**Provided passage**.
Equity markets continued to grow in December, with the exception of China and Russia. In the US, returns for the S&P 500 and the Dow Jones were up by 8.92% (–2.20% in October) and 8.77% (–1.36% in October), respectively. In India, the Nifty had risen by 5.7% and the Sensex by 5.5% as of December 12. Brazil’s Bovespa equities index added 4.4% in value in November.

US exports were $258.8 billion in October, $2.6 billion (–1.0%) lower than in September, while October imports were $323 billion, $0.5 billion (0.2%) above the September figure. China’s exports rebounded from contraction in November, growing by 0.5% year over year (–6.4% in October), to break a six-month streak of consecutive declines; imports fell by –0.6% in November (3.0% increase in October).

The UN climate change conference held in Dubai in December saw negotiations conclude with a final agreement to “transition away from fossil fuels.” COP28 marks the first time the shift away from fossil fuels has been explicitly included in a final agreement at the annual meeting of signatories to the United Nations Framework Convention on Climate Change. But how can this commitment be translated into action? McKinsey Sustainability sets out the key takeaways from the conference in the blog “COP28: Wrap-up.”

[Layout element entries]
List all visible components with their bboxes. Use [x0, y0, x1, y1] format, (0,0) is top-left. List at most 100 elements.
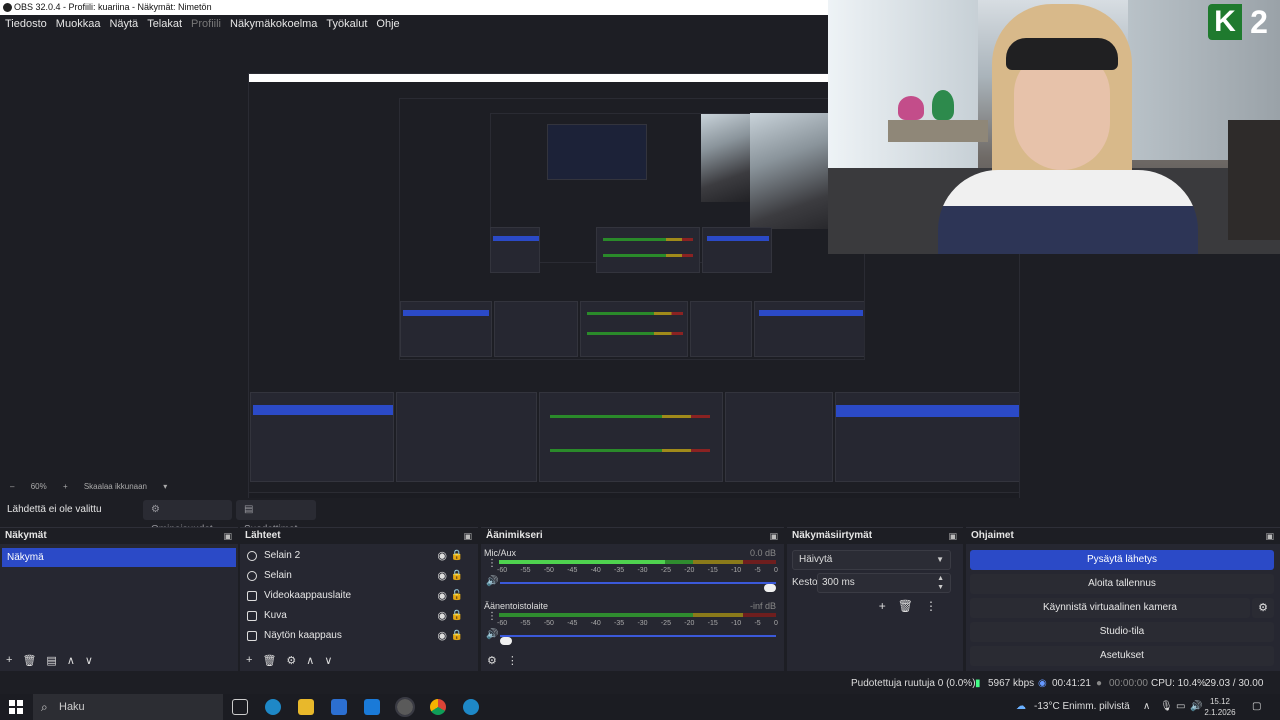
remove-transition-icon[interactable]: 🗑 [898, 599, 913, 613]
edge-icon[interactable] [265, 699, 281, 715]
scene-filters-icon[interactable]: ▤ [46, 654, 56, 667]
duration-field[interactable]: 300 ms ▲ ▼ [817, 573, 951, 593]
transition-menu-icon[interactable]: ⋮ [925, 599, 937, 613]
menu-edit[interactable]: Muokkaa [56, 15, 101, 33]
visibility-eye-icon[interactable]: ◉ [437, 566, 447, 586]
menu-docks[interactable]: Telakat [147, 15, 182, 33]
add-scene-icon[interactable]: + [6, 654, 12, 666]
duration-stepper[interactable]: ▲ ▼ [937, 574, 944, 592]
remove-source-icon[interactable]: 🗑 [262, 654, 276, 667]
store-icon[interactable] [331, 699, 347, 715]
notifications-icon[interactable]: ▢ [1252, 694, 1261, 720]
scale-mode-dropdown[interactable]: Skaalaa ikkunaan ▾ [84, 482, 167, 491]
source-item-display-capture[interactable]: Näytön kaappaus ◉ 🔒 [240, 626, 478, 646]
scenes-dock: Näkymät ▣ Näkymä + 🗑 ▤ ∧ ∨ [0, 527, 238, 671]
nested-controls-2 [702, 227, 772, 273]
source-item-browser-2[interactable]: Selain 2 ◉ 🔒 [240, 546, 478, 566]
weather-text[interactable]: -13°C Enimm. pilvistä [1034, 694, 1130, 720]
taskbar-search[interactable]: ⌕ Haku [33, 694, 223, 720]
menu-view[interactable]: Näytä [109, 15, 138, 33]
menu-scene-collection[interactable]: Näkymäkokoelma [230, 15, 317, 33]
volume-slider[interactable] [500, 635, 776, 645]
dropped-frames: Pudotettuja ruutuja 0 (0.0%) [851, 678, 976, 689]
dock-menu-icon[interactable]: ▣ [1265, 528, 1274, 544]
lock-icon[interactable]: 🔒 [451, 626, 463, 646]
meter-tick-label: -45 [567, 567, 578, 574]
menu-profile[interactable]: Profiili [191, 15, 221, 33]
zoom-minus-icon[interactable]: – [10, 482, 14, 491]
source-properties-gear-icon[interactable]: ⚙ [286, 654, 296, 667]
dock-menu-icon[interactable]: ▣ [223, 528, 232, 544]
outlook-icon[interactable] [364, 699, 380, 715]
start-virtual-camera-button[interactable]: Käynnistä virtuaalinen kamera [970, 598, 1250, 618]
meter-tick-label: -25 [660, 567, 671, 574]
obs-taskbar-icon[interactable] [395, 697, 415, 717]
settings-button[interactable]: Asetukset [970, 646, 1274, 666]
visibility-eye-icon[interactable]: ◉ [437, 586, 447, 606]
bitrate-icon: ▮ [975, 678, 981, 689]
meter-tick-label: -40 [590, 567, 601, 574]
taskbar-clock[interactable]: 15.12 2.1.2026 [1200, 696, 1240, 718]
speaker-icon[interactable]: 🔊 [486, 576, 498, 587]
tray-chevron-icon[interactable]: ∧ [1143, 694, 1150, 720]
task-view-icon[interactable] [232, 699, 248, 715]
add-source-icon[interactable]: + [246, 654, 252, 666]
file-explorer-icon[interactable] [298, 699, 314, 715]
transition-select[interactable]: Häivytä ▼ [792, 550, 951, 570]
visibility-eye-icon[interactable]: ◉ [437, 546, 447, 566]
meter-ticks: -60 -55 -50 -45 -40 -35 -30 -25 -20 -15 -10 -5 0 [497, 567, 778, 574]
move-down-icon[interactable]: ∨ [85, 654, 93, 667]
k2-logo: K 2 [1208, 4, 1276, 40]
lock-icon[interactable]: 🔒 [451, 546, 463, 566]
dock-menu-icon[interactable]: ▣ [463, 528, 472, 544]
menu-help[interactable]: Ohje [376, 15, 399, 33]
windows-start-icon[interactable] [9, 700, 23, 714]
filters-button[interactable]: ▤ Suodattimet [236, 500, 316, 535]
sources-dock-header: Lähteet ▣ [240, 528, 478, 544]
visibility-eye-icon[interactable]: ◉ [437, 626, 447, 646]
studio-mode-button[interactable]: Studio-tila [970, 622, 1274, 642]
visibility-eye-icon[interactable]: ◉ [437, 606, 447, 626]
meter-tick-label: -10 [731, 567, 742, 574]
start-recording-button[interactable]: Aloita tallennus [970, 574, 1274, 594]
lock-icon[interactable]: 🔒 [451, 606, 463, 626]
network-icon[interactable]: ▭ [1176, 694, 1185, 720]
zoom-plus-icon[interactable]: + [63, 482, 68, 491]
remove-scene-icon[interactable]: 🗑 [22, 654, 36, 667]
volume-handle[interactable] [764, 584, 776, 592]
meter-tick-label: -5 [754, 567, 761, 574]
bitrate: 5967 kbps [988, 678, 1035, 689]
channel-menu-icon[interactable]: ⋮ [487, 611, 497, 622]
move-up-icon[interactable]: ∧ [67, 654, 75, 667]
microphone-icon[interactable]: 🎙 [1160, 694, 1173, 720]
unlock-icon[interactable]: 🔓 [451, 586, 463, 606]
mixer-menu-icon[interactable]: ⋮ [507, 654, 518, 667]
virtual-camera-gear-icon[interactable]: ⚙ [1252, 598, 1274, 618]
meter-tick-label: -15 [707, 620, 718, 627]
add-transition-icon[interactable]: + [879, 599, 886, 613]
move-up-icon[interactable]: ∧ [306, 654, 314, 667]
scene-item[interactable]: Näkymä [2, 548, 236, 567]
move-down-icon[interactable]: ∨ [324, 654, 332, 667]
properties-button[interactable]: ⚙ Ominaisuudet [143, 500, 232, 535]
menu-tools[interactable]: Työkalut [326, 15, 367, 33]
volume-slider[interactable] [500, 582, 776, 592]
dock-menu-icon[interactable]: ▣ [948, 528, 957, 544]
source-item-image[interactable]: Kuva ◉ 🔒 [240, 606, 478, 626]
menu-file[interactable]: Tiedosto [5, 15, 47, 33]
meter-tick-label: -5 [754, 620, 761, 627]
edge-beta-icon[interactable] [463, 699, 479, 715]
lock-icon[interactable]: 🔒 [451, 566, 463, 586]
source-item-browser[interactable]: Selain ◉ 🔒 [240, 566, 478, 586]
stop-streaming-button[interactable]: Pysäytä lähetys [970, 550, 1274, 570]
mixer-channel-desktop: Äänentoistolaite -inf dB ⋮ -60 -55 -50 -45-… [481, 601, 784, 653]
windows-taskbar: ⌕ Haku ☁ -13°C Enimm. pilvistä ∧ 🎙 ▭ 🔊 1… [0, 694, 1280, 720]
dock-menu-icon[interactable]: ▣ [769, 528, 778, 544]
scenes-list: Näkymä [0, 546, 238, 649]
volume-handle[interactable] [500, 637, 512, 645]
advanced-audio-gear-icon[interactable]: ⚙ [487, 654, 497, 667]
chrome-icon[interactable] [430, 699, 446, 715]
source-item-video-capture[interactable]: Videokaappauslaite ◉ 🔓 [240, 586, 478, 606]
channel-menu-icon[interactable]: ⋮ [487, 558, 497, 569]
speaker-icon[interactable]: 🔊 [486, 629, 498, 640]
--
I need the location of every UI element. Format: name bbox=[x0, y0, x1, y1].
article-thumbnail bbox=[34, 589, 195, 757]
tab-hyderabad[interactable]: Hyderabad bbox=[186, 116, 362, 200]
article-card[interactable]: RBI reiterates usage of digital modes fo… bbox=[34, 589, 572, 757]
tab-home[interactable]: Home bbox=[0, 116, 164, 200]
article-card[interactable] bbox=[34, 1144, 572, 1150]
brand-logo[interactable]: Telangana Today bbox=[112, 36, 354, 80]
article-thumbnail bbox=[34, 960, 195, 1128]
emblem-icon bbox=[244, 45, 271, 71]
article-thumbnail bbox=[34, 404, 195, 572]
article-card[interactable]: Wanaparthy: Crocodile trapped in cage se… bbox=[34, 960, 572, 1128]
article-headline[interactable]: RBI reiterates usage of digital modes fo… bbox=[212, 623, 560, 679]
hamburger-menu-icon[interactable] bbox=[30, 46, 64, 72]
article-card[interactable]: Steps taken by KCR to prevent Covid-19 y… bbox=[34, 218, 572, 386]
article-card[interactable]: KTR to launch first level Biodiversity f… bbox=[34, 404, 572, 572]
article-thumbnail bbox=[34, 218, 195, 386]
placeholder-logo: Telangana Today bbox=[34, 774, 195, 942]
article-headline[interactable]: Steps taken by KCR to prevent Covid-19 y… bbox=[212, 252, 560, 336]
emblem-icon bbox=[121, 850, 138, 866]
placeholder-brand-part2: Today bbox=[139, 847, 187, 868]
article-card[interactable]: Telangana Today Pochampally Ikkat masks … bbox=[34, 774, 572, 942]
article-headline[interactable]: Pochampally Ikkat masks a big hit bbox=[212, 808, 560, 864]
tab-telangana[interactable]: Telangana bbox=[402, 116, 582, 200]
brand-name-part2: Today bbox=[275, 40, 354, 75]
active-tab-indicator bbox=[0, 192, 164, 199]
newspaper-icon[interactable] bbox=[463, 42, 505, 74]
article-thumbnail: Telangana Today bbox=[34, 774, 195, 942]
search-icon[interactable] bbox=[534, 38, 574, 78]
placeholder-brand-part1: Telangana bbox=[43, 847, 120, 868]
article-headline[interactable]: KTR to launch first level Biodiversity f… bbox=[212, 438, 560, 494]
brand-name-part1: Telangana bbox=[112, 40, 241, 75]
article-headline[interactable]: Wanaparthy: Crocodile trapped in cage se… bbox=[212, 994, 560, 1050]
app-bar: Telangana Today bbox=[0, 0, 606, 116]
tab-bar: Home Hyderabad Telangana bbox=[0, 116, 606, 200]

**Set exercise 1**.
For each statement, answer yes or no according to the market summary, and quote the words that decide it.
(a) The S&P 500 gained more than the Dow Jones in December.
(b) China's exports shrank in November.
(c) The COP28 conference took place in Dubai.
**Set exercise 2**.
Answer these questions from the market summary.
(a) What was the value of US exports in October?
(b) How much value did Brazil's Bovespa index add in November?
(c) By what percentage had the Nifty risen as of December 12?

**Exercise response 1**.
(a) Yes: "returns for the S&P 500 and the Dow Jones were up by 8.92% (–2.20% in October) and 8.77% (–1.36% in October), respectively"
(b) No: "China’s exports rebounded from contraction in November, growing by 0.5% year over year"
(c) Yes: "The UN climate change conference held in Dubai in December"

**Exercise response 2**.
(a) $258.8 billion
(b) 4.4%
(c) 5.7%